## [GIVEN TEXT]
┌──

9

How to differentiate between 'a' and 'the'.

私は魚を食べた

Does the above specify the exact fish that I ate or a general fish. Either ways how would you say ...

  1. ate a fish
  2. ate the fish.

3 Answers 3

10

Japanese will not distinguish nouns like English does. A and The are both English particles that do not exist in Japanese. If you are looking for a linear translation, you won't find it.

In both cases, I would translate it as:

私は魚を食べた。

If I were to talk about a specific fish, then I would add more information to let the listener know what fish I ate. For example:

冷蔵庫にある魚を食べた。
I ate the fish that was in the fridge.

その魚を食べた。
I ate that fish.

As you study more Japanese, you will realize that particles in English and Japanese rarely line up, as is the case with the two you are asking about in this question.

8

私は魚を食べた。

means both "I ate the fish" and "I ate a fish".

The two meanings are distinguished by the context of the conversation. If someone came up to you and said (in English) "I ate the fish", you'd think "Uh! What fish? What are you talking about?" The only time this sentence would make any sense is if you'd already established the context e.g. you were discussing what you chose from a menu, or someone asked you why the fridge looks empty etc.

Japanese is a highly context dependent language. Sentences such as the above cannot be translated accurately on their own. The more you study, the more you'll come to understand this.

7

Japanese does this very differently than English does.

English marks a distinction between definite nouns (with 'the') and indefinite nouns (with 'a'). 'Definite' means several things, but primarily, it means that the hearer should be able to identify the noun without further explanation. Sometimes, it's because there's not more than one choice - 'the Eiffel Tower' is identifiable with no context at all, because there's only one of it. More often, it's because the noun in question has been mentioned before. If you say 'A man was walking along a street. The man was tall.', it's clear which man is tall - the one you already were talking about.

What's relevant for this discussion is the concept of 'the one you already were talking about', specifically in contrast to what you're now saying about it. This is called the topic. English uses definiteness alongside several other strategies for marking things as the topic (including making them the subject); it doesn't have a mechanism for directly marking the topic as topic.

Japanese does - it's は. は marks topics directly, and thus, it's used to mark what you're saying something about. In your above example, you're saying something about yourself - '(I am in this situation and) I ate the/a/Ø fish'. Typically, if you want to say something about a topic, the topic will have already been introduced somehow, or will be obvious from context (in this case, clearly, you are accessible because you're present and having this conversation). Nonetheless, it's not the same thing as definiteness, even if at times it lines up.

└──

Stored entries
┌──

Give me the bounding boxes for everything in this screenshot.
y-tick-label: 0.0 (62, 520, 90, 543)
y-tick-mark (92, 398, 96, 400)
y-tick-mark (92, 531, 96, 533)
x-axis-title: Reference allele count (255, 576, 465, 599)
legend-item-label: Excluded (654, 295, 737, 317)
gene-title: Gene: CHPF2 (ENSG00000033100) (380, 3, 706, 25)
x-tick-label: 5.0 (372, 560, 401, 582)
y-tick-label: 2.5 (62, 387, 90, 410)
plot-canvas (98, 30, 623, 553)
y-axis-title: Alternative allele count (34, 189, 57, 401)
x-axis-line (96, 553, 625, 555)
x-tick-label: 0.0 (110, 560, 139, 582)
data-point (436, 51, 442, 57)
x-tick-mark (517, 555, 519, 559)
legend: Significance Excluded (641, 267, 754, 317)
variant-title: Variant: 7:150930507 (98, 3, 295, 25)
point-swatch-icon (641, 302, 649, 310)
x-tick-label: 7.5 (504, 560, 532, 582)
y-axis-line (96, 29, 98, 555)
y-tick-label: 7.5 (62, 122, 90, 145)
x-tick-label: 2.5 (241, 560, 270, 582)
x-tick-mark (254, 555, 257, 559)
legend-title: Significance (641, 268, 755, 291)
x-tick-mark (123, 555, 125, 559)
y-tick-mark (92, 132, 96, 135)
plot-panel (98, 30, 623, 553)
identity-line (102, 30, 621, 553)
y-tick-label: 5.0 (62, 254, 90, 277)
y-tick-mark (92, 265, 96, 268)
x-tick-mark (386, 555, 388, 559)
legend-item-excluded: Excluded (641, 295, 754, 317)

└──

## [YOUR TASKS]
(1) In the discussion of translating 'a' and 'the' into Japanese, which particle marks topics directly?
(2) Continue the discussion of translating 'a' and 'the' into Japanese from its last sentence.

## [RESPONSES FOR EACH TASK]
(1) は

(2)
If you want to make the fish definite, you can try making it the topic - you mark it with は, and you get 魚は私が食べた. This is a bit different from what you're going for, though, because in Japanese, making the subject not the topic typically makes it a focus. 魚は私が食べた sounds like 'I ate the fish (and not someone else)'. There's no way to make an object a topic without some other unintended side effects. The object here isn't really specified for anything like English definiteness, and thus, if you want to figure out whether it would be definite or not if it was translated to English, you have to use context.

As you can see, Japanese and English really don't line up. You can't differentiate between 'a' and 'the' because the distinction Japanese makes is rather different. Japanese cares about 'topic' and 'focus'. At times, English uses definiteness to signal topicality, and at times, Japanese uses topicality to signal something like definiteness. Nonetheless, these distinctions aren't parallel to each other, and you can't rely on English translations to understand how Japanese does this.

3
  • this is actually really nicely explained and well written, but it skews away from the asker's question just slightly. I'd vote it up, but the other two answers are more relevant. Plus one for a nice は/が discussion though! Jul 5, 2018 at 22:52
  • 2
    @ericfromabeno I tried to explain what they're not understanding, rather than simply answer the question. I suppose the は discussion isn't actually necessary, though :P
    – Sjiveru
    Jul 5, 2018 at 23:36
  • 1
    I for one appreciate that you went into は/が because those are an example of Japanese particles that do not exist in English.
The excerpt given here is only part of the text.